JAPAN IS KNOWN AS ‘THE MISSIONARY GRAVEYARD.” 

  • March 11, 2011 Earthquake & Tsunami.  Watch this and please pray for Japan.

Facts for you to stay informed and prayerfully consider the need of our mission field.

Did you know?

  • People pay money just for a cuddle as a result of stress and loneliness in Japan (see HERE).  People are longing for friendships.
  • Japanese are the second largest Unreached People Group -with 127 million people (according to Joshua Project).
  • The Japanese worship 8 million gods, and have 183,000 cult groups registered with the government; 2/3rd of the population claims to have no religion.

  • In Japanese society stoicism and consensus are highly valued.  Many view mental illness as a stigma that can be overcome simply by trying harder. Behind the suicides of young people is economic stagnation and a pervasive feeling of gloom about Japanese society.
  • Japanese Churches usually do not average more than 35 members.  Like in any culture, they are prone to Legalism.  Youth groups are also neglected.  Some churches have less than 10 members; and may be in decline.
  • There is also lack of lay discipleship & empowerment ministries “to equip the saints for the work of ministry, for building up the body of Christ” (Eph.4: 12).
    • “Traditional Protestant concern for a well-educated clergy, combined with hierarchical Confucian leadership model that emphasized the positional authority of the pastor/teacher has not encouraged an active role for the laity… As far as the….(CENCORED) are concerned, ministry is generally understood to be what “pastors” or “priests” are engaged in, for which the laity bear no resonsibility. The boundary between clergy and laity is clearly demarcated, and the membership tend toward passivity. Without a significant transformation of Japanese Christian attitudes and a mobilization of the laity for greater participation in congregational leadership, the future of these Protestant denominations seems very much in question” (Excerpt: Crisis Facing The Japanese Church).
  • A culture of modesty & self-depreciation focuses on weaknesses rather than on strengths. Group Conformity is emphasized.  People are often encouraged to “fit the mold” and “a nail that sticks out will be hammered.”  But group conformity in the culture can be redeemed as born-again Christians learn to put the need and interest of the group ahead of individual selfish interests.  People are externally polite, so honest feedback is rare.  This can be unhealthy for Christian community growth.

### GIVEN RECORDS
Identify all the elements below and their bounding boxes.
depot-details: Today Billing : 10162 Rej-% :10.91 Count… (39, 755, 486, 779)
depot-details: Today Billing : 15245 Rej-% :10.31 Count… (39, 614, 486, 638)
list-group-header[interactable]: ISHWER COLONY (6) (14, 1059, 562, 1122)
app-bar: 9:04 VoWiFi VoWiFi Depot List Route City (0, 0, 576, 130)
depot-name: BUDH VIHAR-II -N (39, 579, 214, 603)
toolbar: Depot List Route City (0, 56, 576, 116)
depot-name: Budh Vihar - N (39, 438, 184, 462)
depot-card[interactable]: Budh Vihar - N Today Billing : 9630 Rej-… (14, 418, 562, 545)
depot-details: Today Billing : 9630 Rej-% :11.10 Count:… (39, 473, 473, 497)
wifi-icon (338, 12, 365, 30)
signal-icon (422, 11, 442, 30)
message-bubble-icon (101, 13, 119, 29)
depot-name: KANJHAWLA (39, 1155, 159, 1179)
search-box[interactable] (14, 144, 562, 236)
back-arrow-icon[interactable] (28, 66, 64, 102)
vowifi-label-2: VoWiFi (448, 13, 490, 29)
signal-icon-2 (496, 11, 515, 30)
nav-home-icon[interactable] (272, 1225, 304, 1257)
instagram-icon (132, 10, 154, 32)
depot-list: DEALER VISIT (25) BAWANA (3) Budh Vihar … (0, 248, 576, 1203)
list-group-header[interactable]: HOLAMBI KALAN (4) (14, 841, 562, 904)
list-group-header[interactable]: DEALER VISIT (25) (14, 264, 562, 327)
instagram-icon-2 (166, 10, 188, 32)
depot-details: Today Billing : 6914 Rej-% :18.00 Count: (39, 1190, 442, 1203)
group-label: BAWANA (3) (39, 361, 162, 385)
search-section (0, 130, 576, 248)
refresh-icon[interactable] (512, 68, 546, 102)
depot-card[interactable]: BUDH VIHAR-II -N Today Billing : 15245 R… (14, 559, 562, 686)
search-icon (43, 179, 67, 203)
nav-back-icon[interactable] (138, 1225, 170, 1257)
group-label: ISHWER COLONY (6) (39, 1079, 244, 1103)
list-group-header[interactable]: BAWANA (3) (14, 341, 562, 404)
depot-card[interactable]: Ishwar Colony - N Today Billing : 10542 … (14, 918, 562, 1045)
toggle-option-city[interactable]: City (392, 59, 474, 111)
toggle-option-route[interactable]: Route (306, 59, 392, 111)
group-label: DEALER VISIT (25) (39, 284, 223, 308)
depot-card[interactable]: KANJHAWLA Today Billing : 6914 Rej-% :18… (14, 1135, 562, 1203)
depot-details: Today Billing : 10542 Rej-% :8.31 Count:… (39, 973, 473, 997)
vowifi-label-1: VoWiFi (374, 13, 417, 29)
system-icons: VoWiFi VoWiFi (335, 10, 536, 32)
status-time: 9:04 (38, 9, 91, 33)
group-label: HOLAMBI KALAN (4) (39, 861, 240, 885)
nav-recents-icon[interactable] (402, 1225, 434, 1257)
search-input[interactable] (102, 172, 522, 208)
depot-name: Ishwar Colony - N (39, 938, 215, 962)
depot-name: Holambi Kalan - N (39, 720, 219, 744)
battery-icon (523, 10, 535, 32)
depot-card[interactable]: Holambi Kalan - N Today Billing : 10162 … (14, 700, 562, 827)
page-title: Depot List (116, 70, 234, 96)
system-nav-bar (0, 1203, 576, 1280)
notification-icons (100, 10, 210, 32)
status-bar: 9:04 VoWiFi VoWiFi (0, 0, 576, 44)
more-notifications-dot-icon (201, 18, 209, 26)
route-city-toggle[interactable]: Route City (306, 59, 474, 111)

### EXERCISE REQUIREMENTS
- A) Copy the passage of the Japan missions text between "Facts for you" and "have no religion.", inclusive.
- B) Repeat the rows from the first one through the line holding "depot-name: Budh Vihar - N", inclusive, with no changes.

### PROBLEM SOLUTIONS
- A)
Facts for you to stay informed and prayerfully consider the need of our mission field.

Did you know?

  • People pay money just for a cuddle as a result of stress and loneliness in Japan (see HERE).  People are longing for friendships.
  • Japanese are the second largest Unreached People Group -with 127 million people (according to Joshua Project).
  • The Japanese worship 8 million gods, and have 183,000 cult groups registered with the government; 2/3rd of the population claims to have no religion.

- B)
Identify all the elements below and their bounding boxes.
depot-details: Today Billing : 10162 Rej-% :10.91 Count… (39, 755, 486, 779)
depot-details: Today Billing : 15245 Rej-% :10.31 Count… (39, 614, 486, 638)
list-group-header[interactable]: ISHWER COLONY (6) (14, 1059, 562, 1122)
app-bar: 9:04 VoWiFi VoWiFi Depot List Route City (0, 0, 576, 130)
depot-name: BUDH VIHAR-II -N (39, 579, 214, 603)
toolbar: Depot List Route City (0, 56, 576, 116)
depot-name: Budh Vihar - N (39, 438, 184, 462)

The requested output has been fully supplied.